◆ Exercise description ◆
Leave out any picture and return the remaining listing below exactly as given.

◆ Record excerpts ◆

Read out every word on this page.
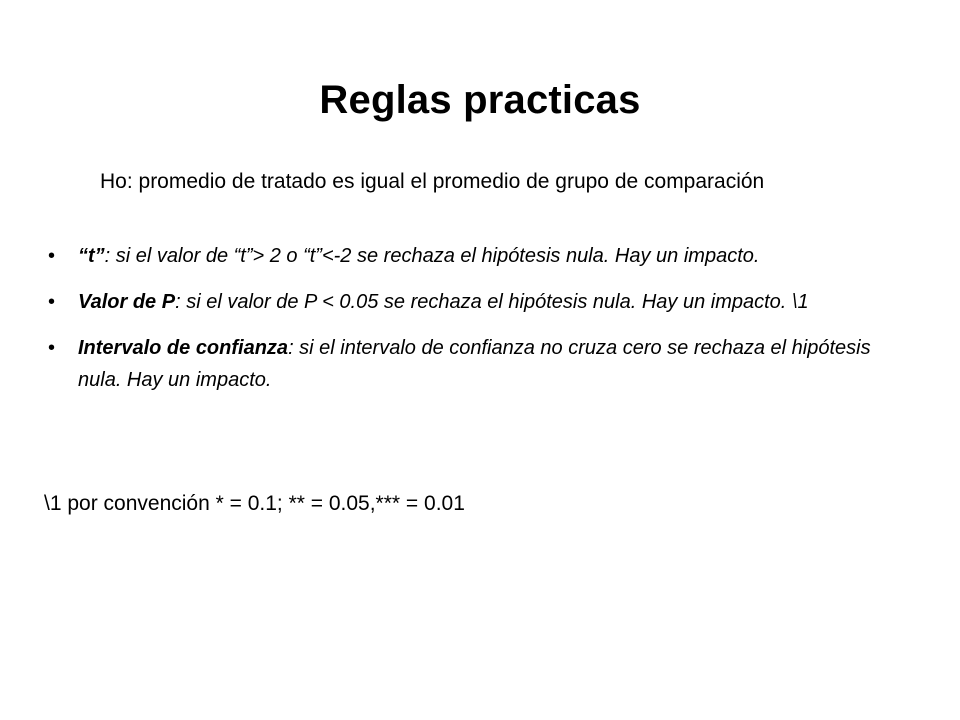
Reglas practicas
Ho: promedio de tratado es igual el promedio de grupo de comparación
• “t”: si el valor de “t”> 2 o “t”<-2 se rechaza el hipótesis nula. Hay un impacto.
• Valor de P: si el valor de P < 0.05 se rechaza el hipótesis nula. Hay un impacto. \1
• Intervalo de confianza: si el intervalo de confianza no cruza cero se rechaza el hipótesis nula. Hay un impacto.
\1 por convención * = 0.1; ** = 0.05,*** = 0.01
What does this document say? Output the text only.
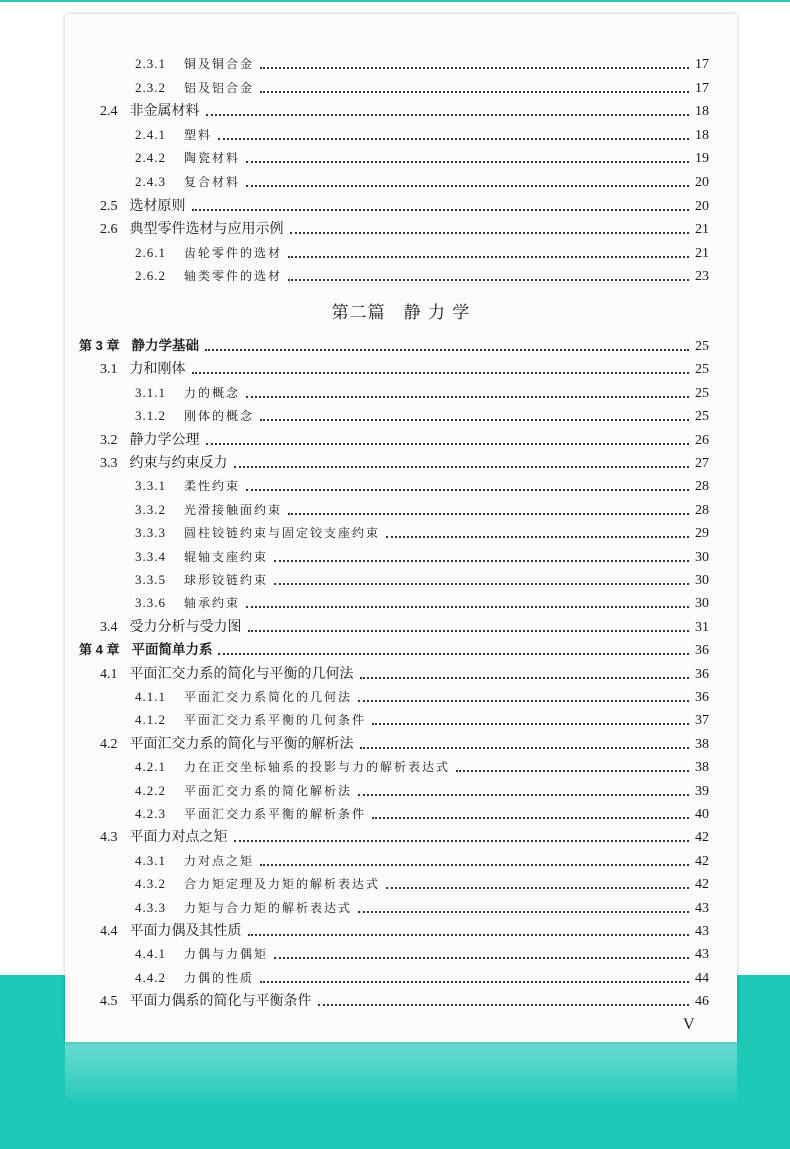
2.3.1 铜及铜合金	17
2.3.2 铝及铝合金	17
2.4 非金属材料	18
2.4.1 塑料	18
2.4.2 陶瓷材料	19
2.4.3 复合材料	20
2.5 选材原则	20
2.6 典型零件选材与应用示例	21
2.6.1 齿轮零件的选材	21
2.6.2 轴类零件的选材	23
第 3 章 静力学基础	25
3.1 力和刚体	25
3.1.1 力的概念	25
3.1.2 刚体的概念	25
3.2 静力学公理	26
3.3 约束与约束反力	27
3.3.1 柔性约束	28
3.3.2 光滑接触面约束	28
3.3.3 圆柱铰链约束与固定铰支座约束	29
3.3.4 辊轴支座约束	30
3.3.5 球形铰链约束	30
3.3.6 轴承约束	30
3.4 受力分析与受力图	31
第 4 章 平面简单力系	36
4.1 平面汇交力系的简化与平衡的几何法	36
4.1.1 平面汇交力系简化的几何法	36
4.1.2 平面汇交力系平衡的几何条件	37
4.2 平面汇交力系的简化与平衡的解析法	38
4.2.1 力在正交坐标轴系的投影与力的解析表达式	38
4.2.2 平面汇交力系的简化解析法	39
4.2.3 平面汇交力系平衡的解析条件	40
4.3 平面力对点之矩	42
4.3.1 力对点之矩	42
4.3.2 合力矩定理及力矩的解析表达式	42
4.3.3 力矩与合力矩的解析表达式	43
4.4 平面力偶及其性质	43
4.4.1 力偶与力偶矩	43
4.4.2 力偶的性质	44
4.5 平面力偶系的简化与平衡条件	46
第二篇　静 力 学
V
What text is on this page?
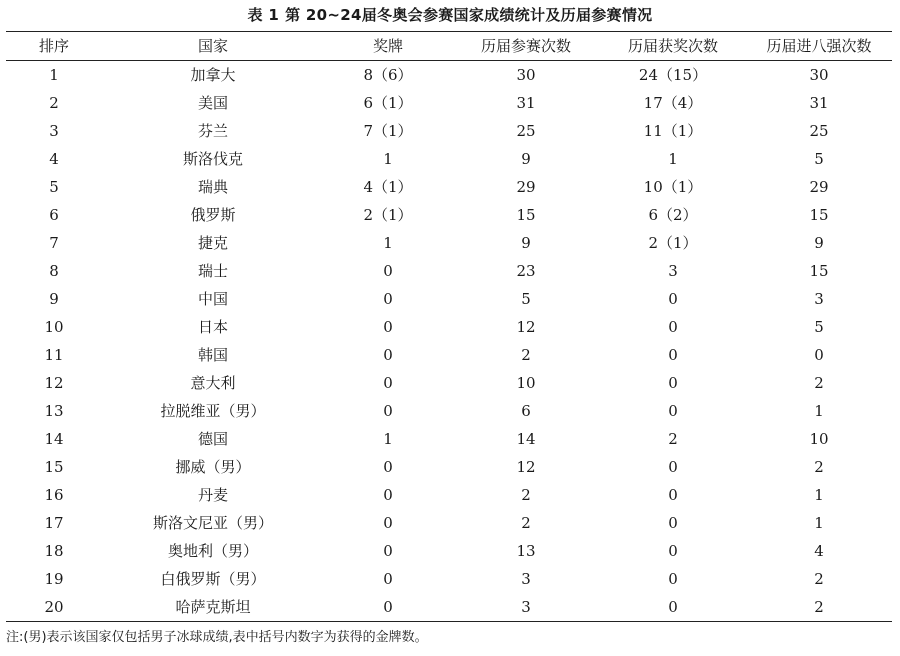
表 1 第 20~24届冬奥会参赛国家成绩统计及历届参赛情况
排序	国家	奖牌	历届参赛次数	历届获奖次数	历届进八强次数
1	加拿大	8（6）	30	24（15）	30
2	美国	6（1）	31	17（4）	31
3	芬兰	7（1）	25	11（1）	25
4	斯洛伐克	1	9	1	5
5	瑞典	4（1）	29	10（1）	29
6	俄罗斯	2（1）	15	6（2）	15
7	捷克	1	9	2（1）	9
8	瑞士	0	23	3	15
9	中国	0	5	0	3
10	日本	0	12	0	5
11	韩国	0	2	0	0
12	意大利	0	10	0	2
13	拉脱维亚（男）	0	6	0	1
14	德国	1	14	2	10
15	挪威（男）	0	12	0	2
16	丹麦	0	2	0	1
17	斯洛文尼亚（男）	0	2	0	1
18	奥地利（男）	0	13	0	4
19	白俄罗斯（男）	0	3	0	2
20	哈萨克斯坦	0	3	0	2
注:(男)表示该国家仅包括男子冰球成绩,表中括号内数字为获得的金牌数。
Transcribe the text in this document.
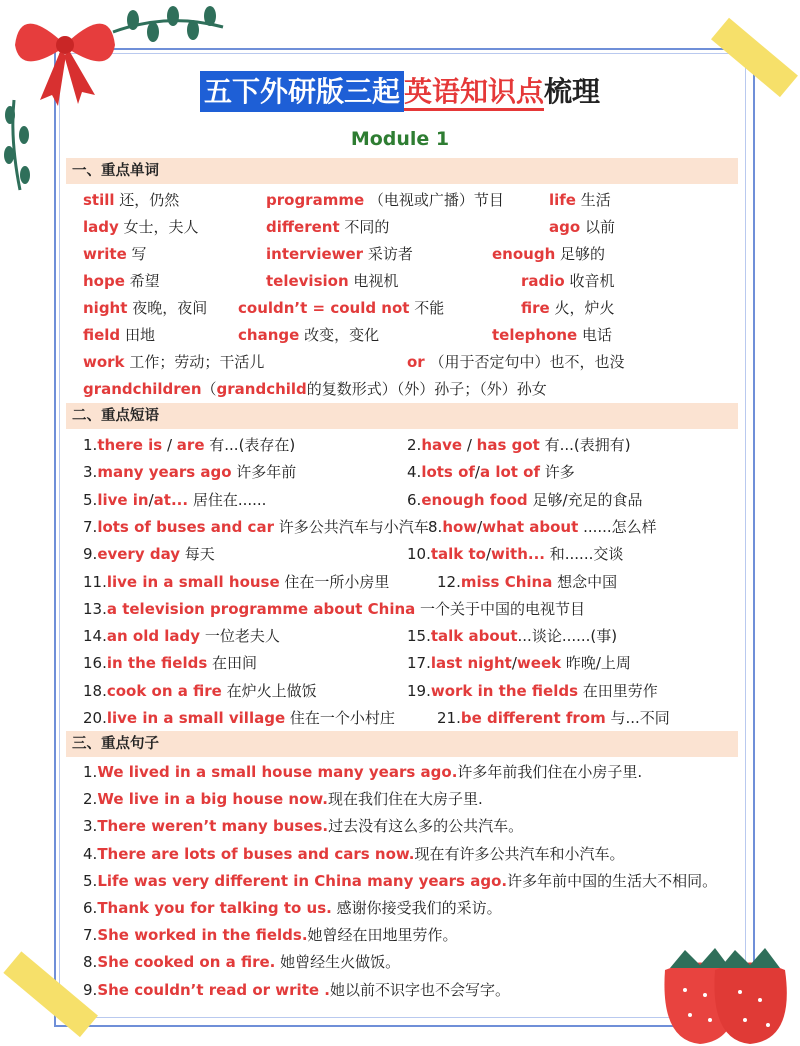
五下外研版三起 英语知识点梳理
Module 1
一、重点单词
still 还，仍然	programme （电视或广播）节目	life 生活
lady 女士，夫人	different 不同的	ago 以前
write 写	interviewer 采访者	enough 足够的
hope 希望	television 电视机	radio 收音机
night 夜晚，夜间 couldn’t = could not 不能	fire 火，炉火
field 田地	change 改变，变化	telephone 电话
work 工作；劳动；干活儿	or （用于否定句中）也不，也没
grandchildren（grandchild的复数形式）（外）孙子；（外）孙女
二、重点短语
1.there is / are 有...(表存在)	2.have / has got 有...(表拥有)
3.many years ago 许多年前	4.lots of/a lot of 许多
5.live in/at... 居住在......	6.enough food 足够/充足的食品
7.lots of buses and car 许多公共汽车与小汽车 8.how/what about ......怎么样
9.every day 每天	10.talk to/with... 和......交谈
11.live in a small house 住在一所小房里	12.miss China 想念中国
13.a television programme about China 一个关于中国的电视节目
14.an old lady 一位老夫人	15.talk about...谈论......(事)
16.in the fields 在田间	17.last night/week 昨晚/上周
18.cook on a fire 在炉火上做饭	19.work in the fields 在田里劳作
20.live in a small village 住在一个小村庄	21.be different from 与...不同
三、重点句子
1.We lived in a small house many years ago.许多年前我们住在小房子里.
2.We live in a big house now.现在我们住在大房子里.
3.There weren’t many buses.过去没有这么多的公共汽车。
4.There are lots of buses and cars now.现在有许多公共汽车和小汽车。
5.Life was very different in China many years ago.许多年前中国的生活大不相同。
6.Thank you for talking to us. 感谢你接受我们的采访。
7.She worked in the fields.她曾经在田地里劳作。
8.She cooked on a fire. 她曾经生火做饭。
9.She couldn’t read or write .她以前不识字也不会写字。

◆ Exercise solution ◆
Read out every word on this page.
Reglas practicas
Ho: promedio de tratado es igual el promedio de grupo de comparación
• “t”: si el valor de “t”> 2 o “t”<-2 se rechaza el hipótesis nula. Hay un impacto.
• Valor de P: si el valor de P < 0.05 se rechaza el hipótesis nula. Hay un impacto. \1
• Intervalo de confianza: si el intervalo de confianza no cruza cero se rechaza el hipótesis nula. Hay un impacto.
\1 por convención * = 0.1; ** = 0.05,*** = 0.01
What does this document say? Output the text only.
2.3.1 铜及铜合金	17
2.3.2 铝及铝合金	17
2.4 非金属材料	18
2.4.1 塑料	18
2.4.2 陶瓷材料	19
2.4.3 复合材料	20
2.5 选材原则	20
2.6 典型零件选材与应用示例	21
2.6.1 齿轮零件的选材	21
2.6.2 轴类零件的选材	23
第 3 章 静力学基础	25
3.1 力和刚体	25
3.1.1 力的概念	25
3.1.2 刚体的概念	25
3.2 静力学公理	26
3.3 约束与约束反力	27
3.3.1 柔性约束	28
3.3.2 光滑接触面约束	28
3.3.3 圆柱铰链约束与固定铰支座约束	29
3.3.4 辊轴支座约束	30
3.3.5 球形铰链约束	30
3.3.6 轴承约束	30
3.4 受力分析与受力图	31
第 4 章 平面简单力系	36
4.1 平面汇交力系的简化与平衡的几何法	36
4.1.1 平面汇交力系简化的几何法	36
4.1.2 平面汇交力系平衡的几何条件	37
4.2 平面汇交力系的简化与平衡的解析法	38
4.2.1 力在正交坐标轴系的投影与力的解析表达式	38
4.2.2 平面汇交力系的简化解析法	39
4.2.3 平面汇交力系平衡的解析条件	40
4.3 平面力对点之矩	42
4.3.1 力对点之矩	42
4.3.2 合力矩定理及力矩的解析表达式	42
4.3.3 力矩与合力矩的解析表达式	43
4.4 平面力偶及其性质	43
4.4.1 力偶与力偶矩	43
4.4.2 力偶的性质	44
4.5 平面力偶系的简化与平衡条件	46
第二篇　静 力 学
V
What text is on this page?
表 1 第 20~24届冬奥会参赛国家成绩统计及历届参赛情况
排序	国家	奖牌	历届参赛次数	历届获奖次数	历届进八强次数
1	加拿大	8（6）	30	24（15）	30
2	美国	6（1）	31	17（4）	31
3	芬兰	7（1）	25	11（1）	25
4	斯洛伐克	1	9	1	5
5	瑞典	4（1）	29	10（1）	29
6	俄罗斯	2（1）	15	6（2）	15
7	捷克	1	9	2（1）	9
8	瑞士	0	23	3	15
9	中国	0	5	0	3
10	日本	0	12	0	5
11	韩国	0	2	0	0
12	意大利	0	10	0	2
13	拉脱维亚（男）	0	6	0	1
14	德国	1	14	2	10
15	挪威（男）	0	12	0	2
16	丹麦	0	2	0	1
17	斯洛文尼亚（男）	0	2	0	1
18	奥地利（男）	0	13	0	4
19	白俄罗斯（男）	0	3	0	2
20	哈萨克斯坦	0	3	0	2
注:(男)表示该国家仅包括男子冰球成绩,表中括号内数字为获得的金牌数。
Transcribe the text in this document.
五下外研版三起 英语知识点梳理
Module 1
一、重点单词
still 还，仍然	programme （电视或广播）节目	life 生活
lady 女士，夫人	different 不同的	ago 以前
write 写	interviewer 采访者	enough 足够的
hope 希望	television 电视机	radio 收音机
night 夜晚，夜间 couldn’t = could not 不能	fire 火，炉火
field 田地	change 改变，变化	telephone 电话
work 工作；劳动；干活儿	or （用于否定句中）也不，也没
grandchildren（grandchild的复数形式）（外）孙子；（外）孙女
二、重点短语
1.there is / are 有...(表存在)	2.have / has got 有...(表拥有)
3.many years ago 许多年前	4.lots of/a lot of 许多
5.live in/at... 居住在......	6.enough food 足够/充足的食品
7.lots of buses and car 许多公共汽车与小汽车 8.how/what about ......怎么样
9.every day 每天	10.talk to/with... 和......交谈
11.live in a small house 住在一所小房里	12.miss China 想念中国
13.a television programme about China 一个关于中国的电视节目
14.an old lady 一位老夫人	15.talk about...谈论......(事)
16.in the fields 在田间	17.last night/week 昨晚/上周
18.cook on a fire 在炉火上做饭	19.work in the fields 在田里劳作
20.live in a small village 住在一个小村庄	21.be different from 与...不同
三、重点句子
1.We lived in a small house many years ago.许多年前我们住在小房子里.
2.We live in a big house now.现在我们住在大房子里.
3.There weren’t many buses.过去没有这么多的公共汽车。
4.There are lots of buses and cars now.现在有许多公共汽车和小汽车。
5.Life was very different in China many years ago.许多年前中国的生活大不相同。
6.Thank you for talking to us. 感谢你接受我们的采访。
7.She worked in the fields.她曾经在田地里劳作。
8.She cooked on a fire. 她曾经生火做饭。
9.She couldn’t read or write .她以前不识字也不会写字。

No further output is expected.